### THE TASK:
Compute how many lines in the entries below contain "gire", and output nothing but the number.

Dataset rows:

** START **

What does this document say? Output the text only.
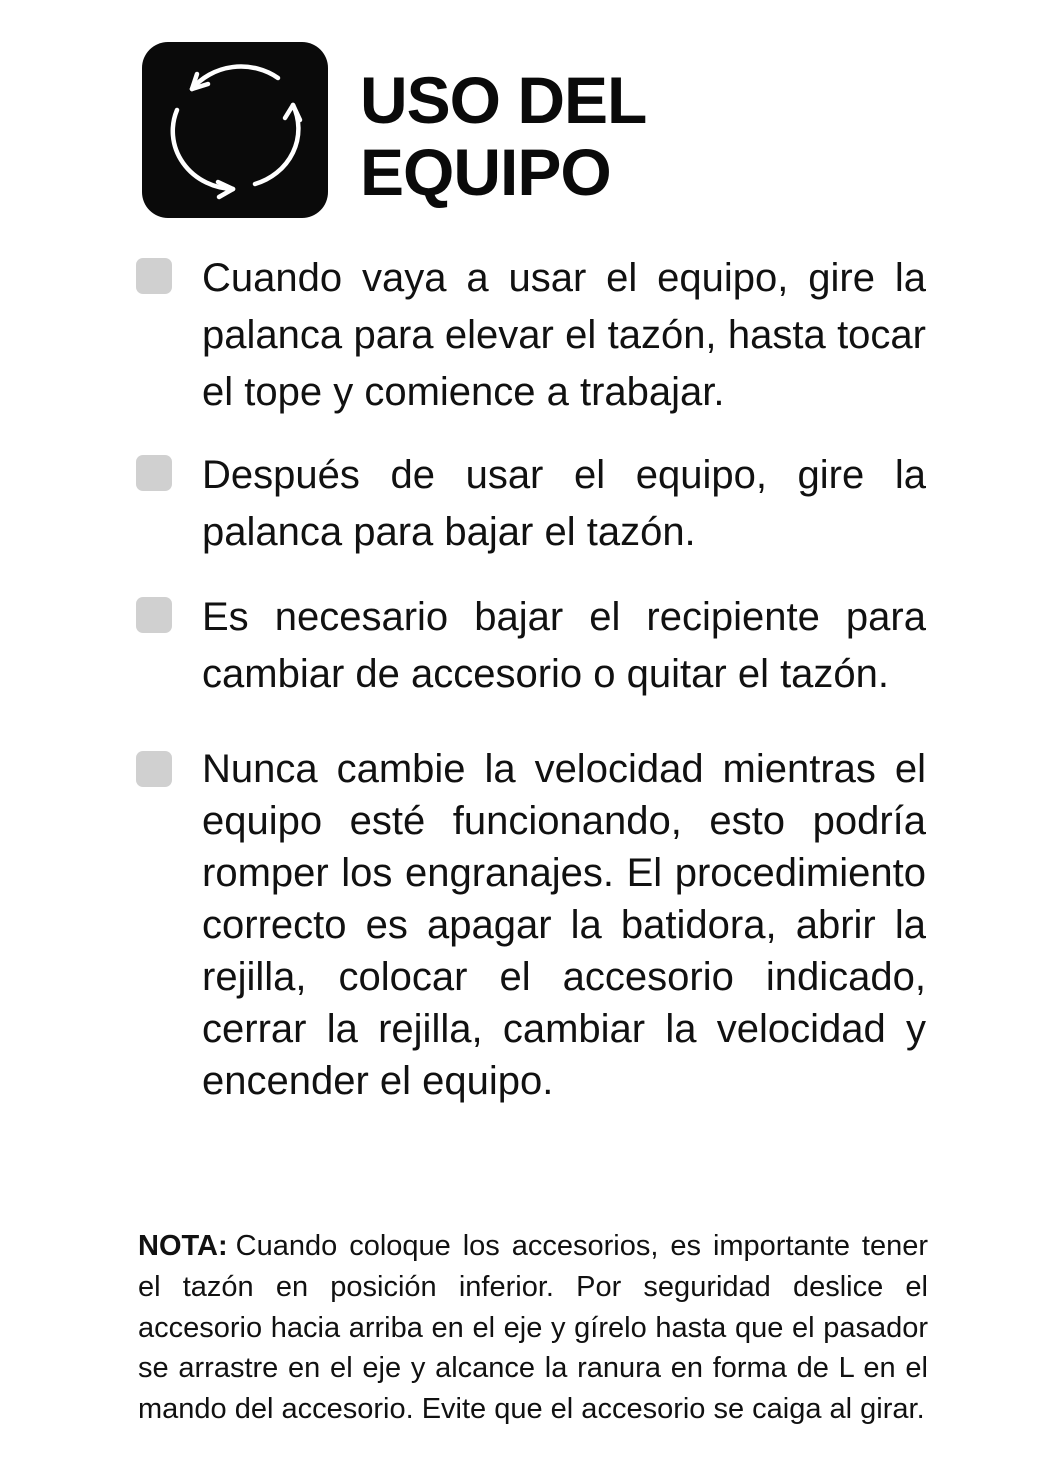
USO DEL
EQUIPO
Cuando vaya a usar el equipo, gire la palanca para elevar el tazón, hasta tocar el tope y comience a trabajar.
Después de usar el equipo, gire la palanca para bajar el tazón.
Es necesario bajar el recipiente para cambiar de accesorio o quitar el tazón.
Nunca cambie la velocidad mientras el equipo esté funcionando, esto podría romper los engranajes. El procedimiento correcto es apagar la batidora, abrir la rejilla, colocar el accesorio indicado, cerrar la rejilla, cambiar la velocidad y encender el equipo.

NOTA: Cuando coloque los accesorios, es importante tener el tazón en posición inferior. Por seguridad deslice el accesorio hacia arriba en el eje y gírelo hasta que el pasador se arrastre en el eje y alcance la ranura en forma de L en el mando del accesorio. Evite que el accesorio se caiga al girar.
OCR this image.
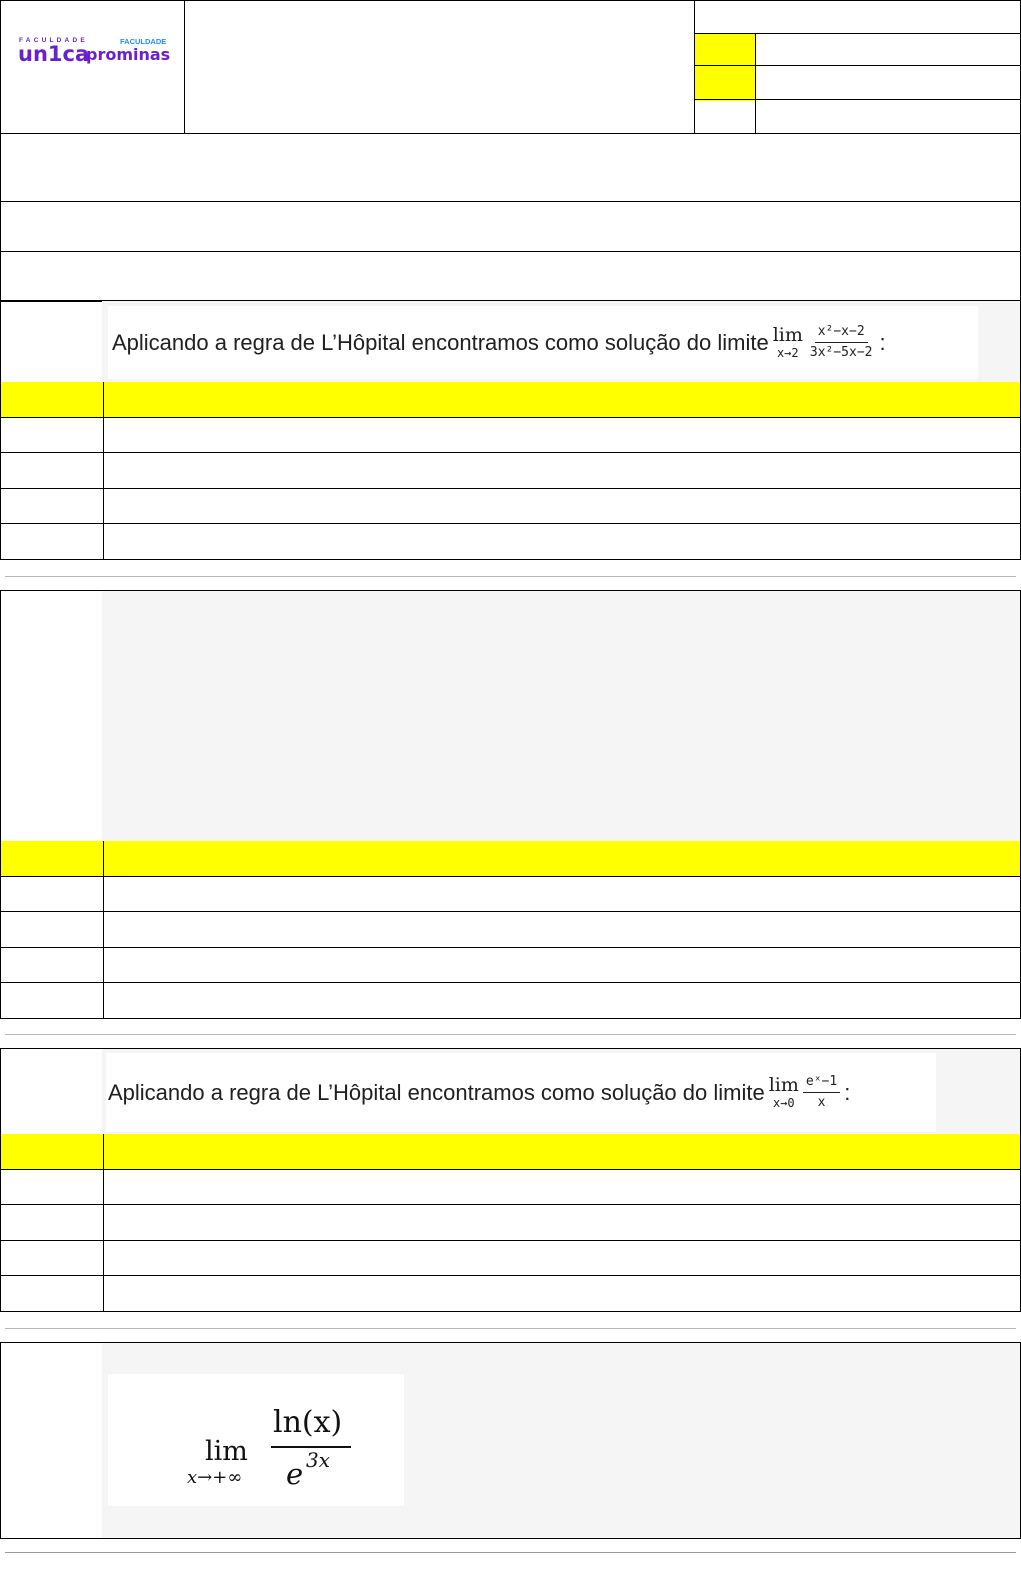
FACULDADE
un1ca
FACULDADE
prominas
Aplicando a regra de L’Hôpital encontramos como solução do limite lim
$x\to 2 \frac{\text{x²−x−2}}{\text{3x²−5x−2}}$ :
Aplicando a regra de L’Hôpital encontramos como solução do limite lim
$x\to 0 \frac{\text{eˣ−1}}{x}$ :
lim
x→+∞
ln(x)
e 3x
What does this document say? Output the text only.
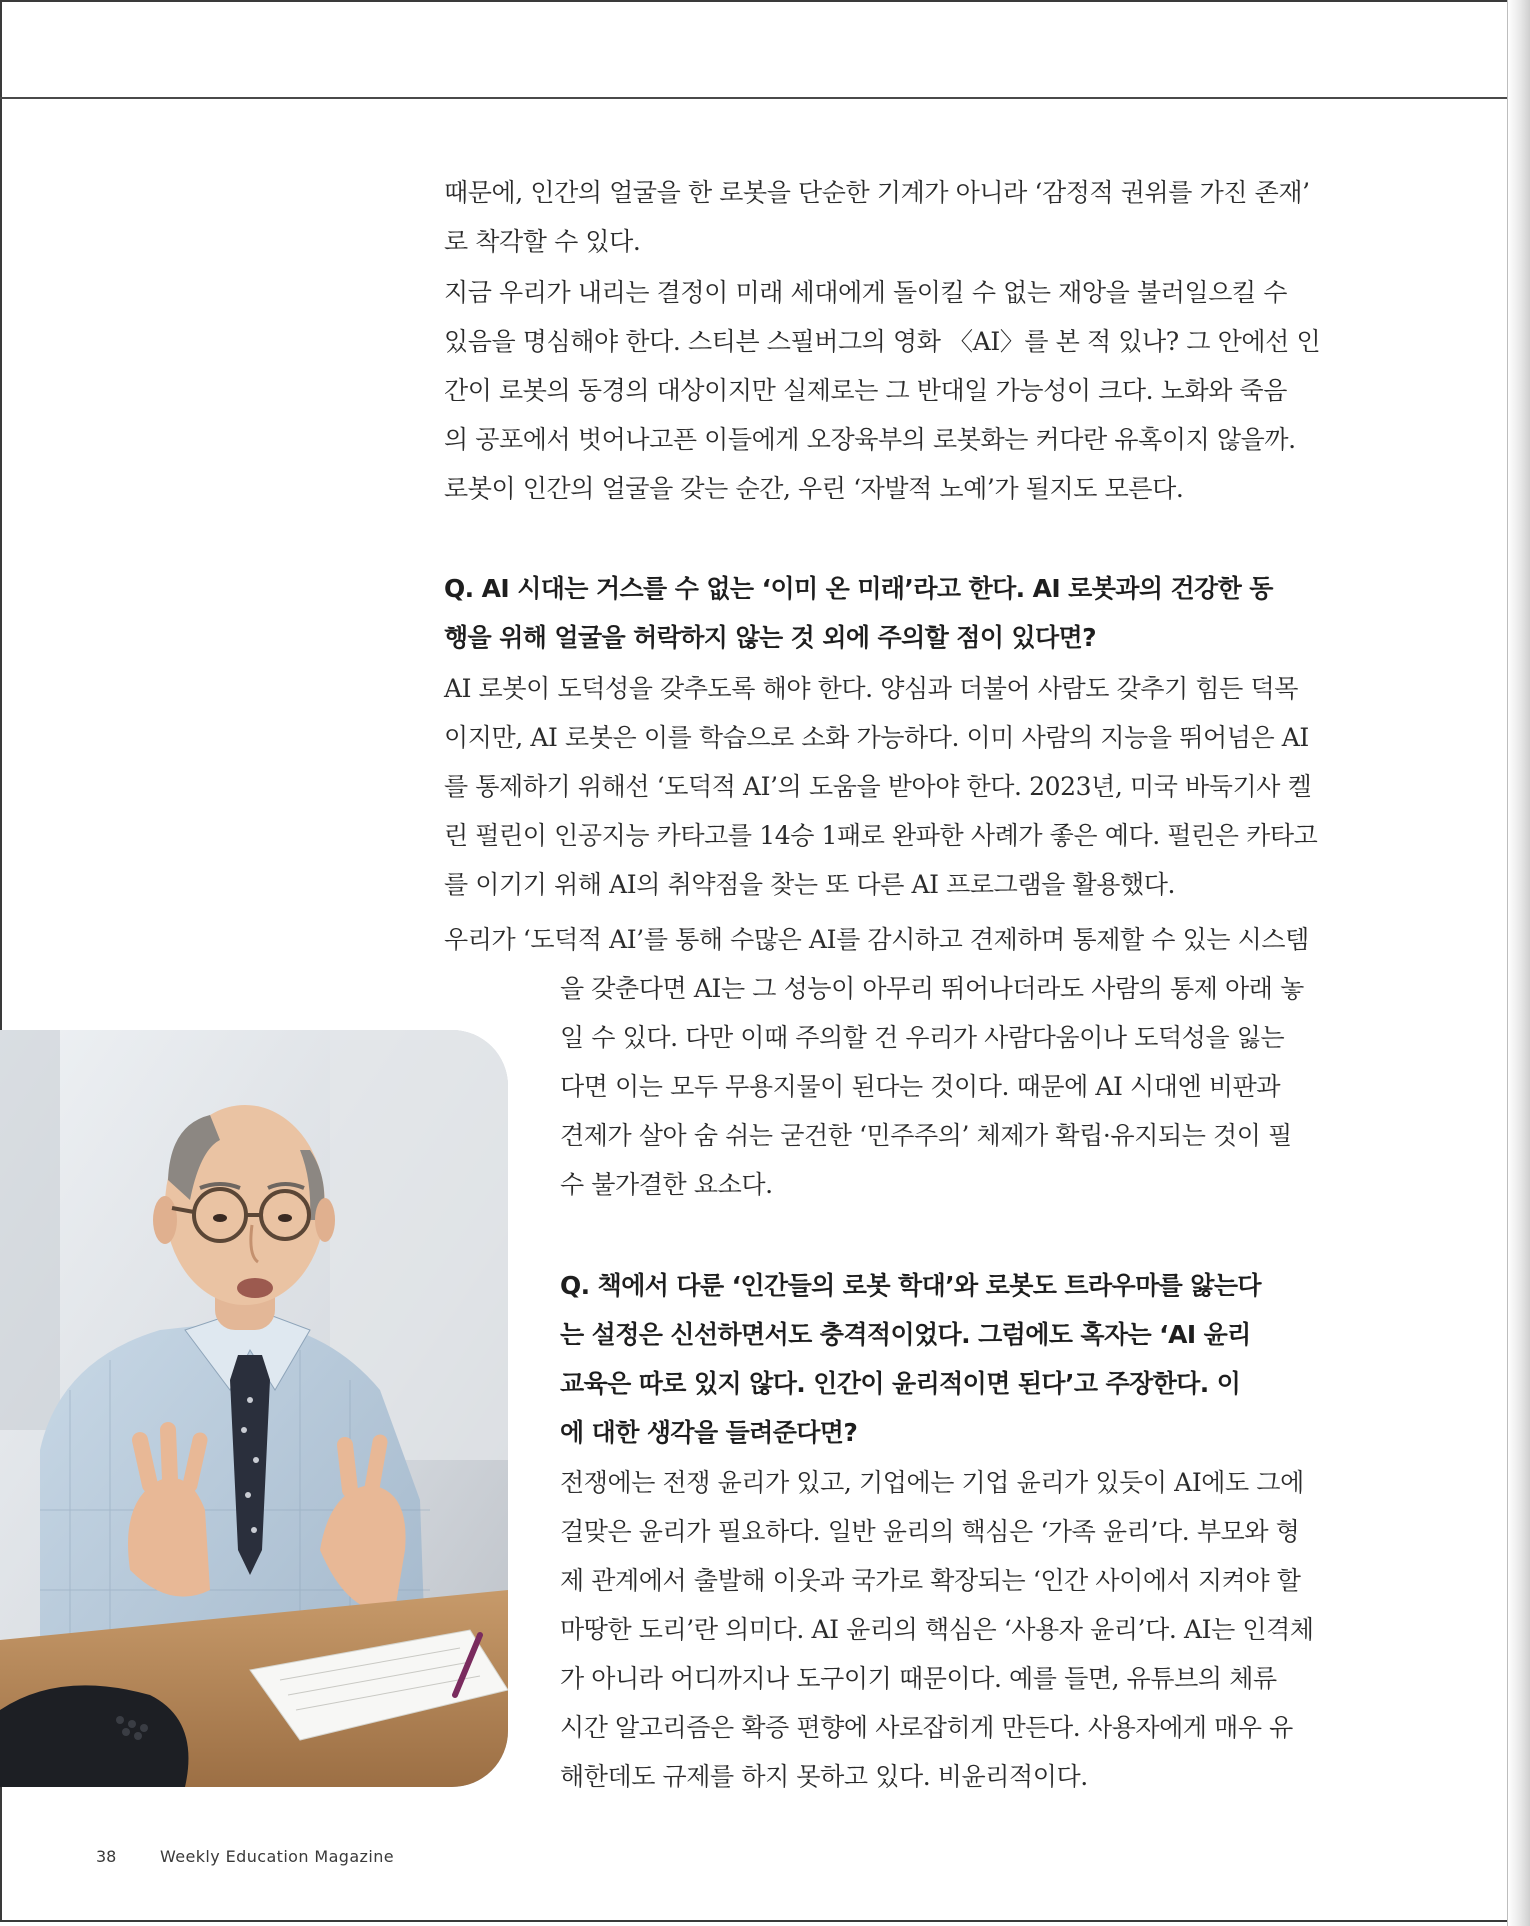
때문에, 인간의 얼굴을 한 로봇을 단순한 기계가 아니라 ‘감정적 권위를 가진 존재’
로 착각할 수 있다.

지금 우리가 내리는 결정이 미래 세대에게 돌이킬 수 없는 재앙을 불러일으킬 수
있음을 명심해야 한다. 스티븐 스필버그의 영화 〈AI〉를 본 적 있나? 그 안에선 인
간이 로봇의 동경의 대상이지만 실제로는 그 반대일 가능성이 크다. 노화와 죽음
의 공포에서 벗어나고픈 이들에게 오장육부의 로봇화는 커다란 유혹이지 않을까.
로봇이 인간의 얼굴을 갖는 순간, 우린 ‘자발적 노예’가 될지도 모른다.

Q. AI 시대는 거스를 수 없는 ‘이미 온 미래’라고 한다. AI 로봇과의 건강한 동
행을 위해 얼굴을 허락하지 않는 것 외에 주의할 점이 있다면?

AI 로봇이 도덕성을 갖추도록 해야 한다. 양심과 더불어 사람도 갖추기 힘든 덕목
이지만, AI 로봇은 이를 학습으로 소화 가능하다. 이미 사람의 지능을 뛰어넘은 AI
를 통제하기 위해선 ‘도덕적 AI’의 도움을 받아야 한다. 2023년, 미국 바둑기사 켈
린 펄린이 인공지능 카타고를 14승 1패로 완파한 사례가 좋은 예다. 펄린은 카타고
를 이기기 위해 AI의 취약점을 찾는 또 다른 AI 프로그램을 활용했다.

우리가 ‘도덕적 AI’를 통해 수많은 AI를 감시하고 견제하며 통제할 수 있는 시스템

을 갖춘다면 AI는 그 성능이 아무리 뛰어나더라도 사람의 통제 아래 놓
일 수 있다. 다만 이때 주의할 건 우리가 사람다움이나 도덕성을 잃는
다면 이는 모두 무용지물이 된다는 것이다. 때문에 AI 시대엔 비판과
견제가 살아 숨 쉬는 굳건한 ‘민주주의’ 체제가 확립·유지되는 것이 필
수 불가결한 요소다.

Q. 책에서 다룬 ‘인간들의 로봇 학대’와 로봇도 트라우마를 앓는다
는 설정은 신선하면서도 충격적이었다. 그럼에도 혹자는 ‘AI 윤리
교육은 따로 있지 않다. 인간이 윤리적이면 된다’고 주장한다. 이
에 대한 생각을 들려준다면?

전쟁에는 전쟁 윤리가 있고, 기업에는 기업 윤리가 있듯이 AI에도 그에
걸맞은 윤리가 필요하다. 일반 윤리의 핵심은 ‘가족 윤리’다. 부모와 형
제 관계에서 출발해 이웃과 국가로 확장되는 ‘인간 사이에서 지켜야 할
마땅한 도리’란 의미다. AI 윤리의 핵심은 ‘사용자 윤리’다. AI는 인격체
가 아니라 어디까지나 도구이기 때문이다. 예를 들면, 유튜브의 체류
시간 알고리즘은 확증 편향에 사로잡히게 만든다. 사용자에게 매우 유
해한데도 규제를 하지 못하고 있다. 비윤리적이다.

38	Weekly Education Magazine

** END **

### EXPECTED OUTPUT:
2